ACTION ITEM
Continue the eating disorders passage below, picking up after its final sentence.

SUPPLIED PASSAGE
──────

Bulimia Nervosa has a lifetime prevalence of approximately 1.0-1.5% in women and 0.1-0.5% in men. Mean age of onset is 18-21 years. BN incidence peaked in the 1980s-1990s and has subsequently declined in some Western countries, possibly reflecting a shift toward binge-eating disorder diagnoses.
Binge-Eating Disorder is the most common eating disorder, with a lifetime prevalence of approximately 2.8-3.5% in women and 1.0-2.0% in men. The gender ratio is more balanced than for AN or BN. Mean age of onset is 21-25 years, and BED is significantly more prevalent among individuals seeking obesity treatment (30-50%).
Eating disorders are increasingly recognized in males (accounting for approximately 25% of AN cases, 25-40% of BN cases, and 35-40% of BED cases), LGBTQ+ populations (2-4 fold elevated risk), athletes (particularly in aesthetic and weight-class sports), and across all racial and ethnic groups. The misconception that eating disorders primarily affect young, White, affluent women continues to contribute to diagnostic disparities.
3. Pathophysiology
Neurotransmitter Systems
Serotonergic dysfunction plays a central role in eating disorder pathophysiology. Individuals with AN show elevated 5-HT1A receptor binding and reduced 5-HT2A receptor binding in cortical regions, patterns that persist after weight restoration and may represent trait markers. Serotonin dysregulation contributes to the characteristic anxiety, perfectionism, obsessionality, and harm avoidance seen in AN. In BN, altered serotonergic function is linked to impulsivity and impaired satiety signaling. Dopaminergic dysfunction is also implicated, with AN patients showing altered striatal dopamine release contributing to anhedonia, aberrant reward processing, and paradoxical reward from starvation. BED is associated with reduced striatal dopamine D2 receptor availability, resembling patterns seen in substance addiction.
Appetite and Energy Homeostasis
Eating disorders involve profound disruption of the hormonal systems regulating hunger, satiety, and energy balance. In AN, ghrelin (the "hunger hormone") is paradoxically elevated while leptin (the satiety hormone) is markedly reduced, reflecting the body's attempt to counteract energy deficit. Peptide YY, cholecystokinin, and GLP-1 (satiety signals) show variable alterations. These hormonal changes contribute to the peculiar absence of hunger drive in chronic AN despite severe caloric restriction. In BED, impaired postprandial satiety signaling and blunted ghrelin suppression after eating may contribute to binge episodes.
Brain Structure and Function
Neuroimaging reveals characteristic patterns across eating disorders. AN is associated with global gray matter volume reduction (partially reversible with weight restoration), altered insula function (interoceptive processing), and hyperactive dorsal cognitive control circuits with reduced ventral reward circuits, consistent with the ability to override hunger signals. BN and BED show impaired prefrontal inhibitory control and enhanced reward region activation to food cues, particularly in the ventral striatum and orbitofrontal cortex, paralleling neural patterns in addiction. Default mode network alterations across eating disorders correlate with body image disturbance and self-referential processing abnormalities.

──────

Bounding box prediction data
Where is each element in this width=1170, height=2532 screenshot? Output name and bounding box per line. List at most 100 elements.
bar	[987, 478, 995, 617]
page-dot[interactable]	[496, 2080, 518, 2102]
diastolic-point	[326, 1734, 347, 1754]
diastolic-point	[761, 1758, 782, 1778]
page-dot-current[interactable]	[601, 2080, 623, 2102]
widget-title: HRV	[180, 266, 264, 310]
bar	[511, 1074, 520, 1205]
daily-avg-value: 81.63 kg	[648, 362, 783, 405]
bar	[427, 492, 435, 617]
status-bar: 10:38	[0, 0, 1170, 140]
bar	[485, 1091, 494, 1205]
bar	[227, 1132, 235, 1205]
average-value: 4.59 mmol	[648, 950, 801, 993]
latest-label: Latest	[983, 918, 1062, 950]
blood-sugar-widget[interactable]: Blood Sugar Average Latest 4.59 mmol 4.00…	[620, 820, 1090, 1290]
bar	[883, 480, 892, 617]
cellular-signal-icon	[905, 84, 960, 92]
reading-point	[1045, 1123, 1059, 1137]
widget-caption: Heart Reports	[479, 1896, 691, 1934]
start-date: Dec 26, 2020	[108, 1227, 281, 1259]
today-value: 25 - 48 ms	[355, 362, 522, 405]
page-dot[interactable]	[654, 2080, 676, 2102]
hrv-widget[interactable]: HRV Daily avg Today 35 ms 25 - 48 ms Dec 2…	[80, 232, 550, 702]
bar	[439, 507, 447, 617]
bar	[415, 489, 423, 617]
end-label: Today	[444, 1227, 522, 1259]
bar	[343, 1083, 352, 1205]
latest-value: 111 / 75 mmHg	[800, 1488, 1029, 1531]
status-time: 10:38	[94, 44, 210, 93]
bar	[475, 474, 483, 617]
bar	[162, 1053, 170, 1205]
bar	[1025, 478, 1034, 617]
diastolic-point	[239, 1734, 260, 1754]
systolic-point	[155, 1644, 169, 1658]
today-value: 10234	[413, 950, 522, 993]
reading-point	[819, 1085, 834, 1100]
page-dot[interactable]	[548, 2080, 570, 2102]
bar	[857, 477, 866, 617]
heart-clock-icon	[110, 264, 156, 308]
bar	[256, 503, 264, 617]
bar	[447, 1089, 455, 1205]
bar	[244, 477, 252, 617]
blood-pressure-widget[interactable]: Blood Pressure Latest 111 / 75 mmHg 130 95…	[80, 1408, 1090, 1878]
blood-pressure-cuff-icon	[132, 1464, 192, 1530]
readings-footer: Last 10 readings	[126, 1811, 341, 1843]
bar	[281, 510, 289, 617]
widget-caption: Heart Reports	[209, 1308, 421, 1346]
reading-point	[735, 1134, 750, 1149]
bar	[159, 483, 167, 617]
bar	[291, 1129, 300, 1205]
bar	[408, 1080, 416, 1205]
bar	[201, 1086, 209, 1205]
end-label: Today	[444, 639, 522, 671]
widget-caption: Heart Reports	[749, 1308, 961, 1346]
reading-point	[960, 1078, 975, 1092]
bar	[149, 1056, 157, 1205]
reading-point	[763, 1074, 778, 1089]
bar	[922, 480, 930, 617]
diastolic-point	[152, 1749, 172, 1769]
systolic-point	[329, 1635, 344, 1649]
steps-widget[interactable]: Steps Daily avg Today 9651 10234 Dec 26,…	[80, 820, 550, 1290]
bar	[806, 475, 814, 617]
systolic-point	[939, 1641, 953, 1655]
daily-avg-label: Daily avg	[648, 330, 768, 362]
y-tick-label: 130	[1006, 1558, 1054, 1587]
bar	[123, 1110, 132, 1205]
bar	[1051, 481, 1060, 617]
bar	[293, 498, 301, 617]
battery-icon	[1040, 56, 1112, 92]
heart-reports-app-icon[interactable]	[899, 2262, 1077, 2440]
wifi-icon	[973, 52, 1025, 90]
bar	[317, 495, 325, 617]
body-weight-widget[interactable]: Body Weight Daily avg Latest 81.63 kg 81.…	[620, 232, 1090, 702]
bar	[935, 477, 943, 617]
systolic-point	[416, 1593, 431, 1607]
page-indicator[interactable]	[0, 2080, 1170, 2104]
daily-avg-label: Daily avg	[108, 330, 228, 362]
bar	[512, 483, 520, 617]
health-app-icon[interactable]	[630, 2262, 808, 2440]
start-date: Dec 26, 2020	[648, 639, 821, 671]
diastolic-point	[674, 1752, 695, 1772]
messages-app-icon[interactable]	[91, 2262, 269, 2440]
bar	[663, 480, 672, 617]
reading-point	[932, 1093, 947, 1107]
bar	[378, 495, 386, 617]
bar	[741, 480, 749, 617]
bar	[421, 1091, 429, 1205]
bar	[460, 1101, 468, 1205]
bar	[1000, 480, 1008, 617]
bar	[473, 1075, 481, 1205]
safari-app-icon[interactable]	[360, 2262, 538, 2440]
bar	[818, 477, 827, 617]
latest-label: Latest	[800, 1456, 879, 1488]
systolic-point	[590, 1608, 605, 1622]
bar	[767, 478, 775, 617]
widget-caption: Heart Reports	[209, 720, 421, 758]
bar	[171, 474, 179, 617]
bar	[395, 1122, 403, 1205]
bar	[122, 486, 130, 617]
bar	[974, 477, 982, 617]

──────

TASK RESULT
Gut Microbiome
Emerging research demonstrates significant gut microbiome alterations in eating disorders. AN patients show reduced microbial diversity, increased representation of mucin-degrading bacteria (e.g., Akkermansia muciniphila), and altered short-chain fatty acid production. These changes may influence mood, appetite regulation, and immune function through the gut-brain axis. Microbiome composition partially normalizes with weight restoration but may not fully recover, potentially contributing to relapse vulnerability.
4. Etiology and Risk Factors
Genetic Factors
- Heritability estimated at 50-80% for AN, 55-62% for BN, and 41-57% for BED
- GWAS studies have identified 8 genome-wide significant loci for AN, including associations near genes involved in metabolism, lipid biology, and physical activity
- AN shows significant positive genetic correlations with OCD, major depression, anxiety, and schizophrenia, and negative genetic correlations with BMI, obesity, and type 2 diabetes — suggesting metabolic factors are intrinsic to the disorder
- First-degree relatives of AN probands have a 10-12 fold increased risk
Psychological Factors
- Perfectionism — one of the most robust personality risk factors, particularly for AN
- Low self-esteem and negative self-evaluation
- Cognitive rigidity and detail-focused processing style (weak central coherence)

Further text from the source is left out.